(Stated exercise): Extract the records in full, leaving every picture out.

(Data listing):
========================================================================
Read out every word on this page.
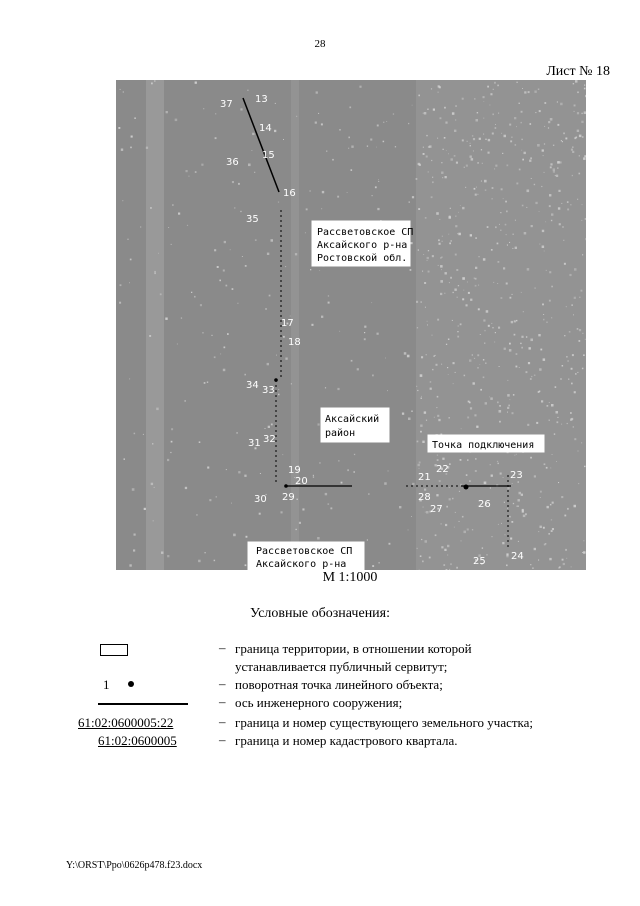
28
Лист № 18
13
37
14
15
36
16
35
17
18
34 33
31 32
19
20
30 29
21
22
23
28
27	26
25	24
Рассветовское СП
Аксайского р-на
Ростовской обл.
Аксайский
район
Точка подключения
Рассветовское СП
Аксайского р-на
М 1:1000
Условные обозначения:
– граница территории, в отношении которой
устанавливается публичный сервитут;
1	– поворотная точка линейного объекта;
– ось инженерного сооружения;
61:02:0600005:22	– граница и номер существующего земельного участка;
61:02:0600005	– граница и номер кадастрового квартала.
Y:\ORST\Ppo\0626p478.f23.docx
========================================================================
(The reply):
Read out every word on this page.
28
Лист № 18
13
37
14
15
36
16
35
17
18
34 33
31 32
19
20
30 29
21
22
23
28
27	26
25	24
Рассветовское СП
Аксайского р-на
Ростовской обл.
Аксайский
район
Точка подключения
Рассветовское СП
Аксайского р-на
М 1:1000
Условные обозначения:
– граница территории, в отношении которой
устанавливается публичный сервитут;
1	– поворотная точка линейного объекта;
– ось инженерного сооружения;
61:02:0600005:22	– граница и номер существующего земельного участка;
61:02:0600005	– граница и номер кадастрового квартала.
Y:\ORST\Ppo\0626p478.f23.docx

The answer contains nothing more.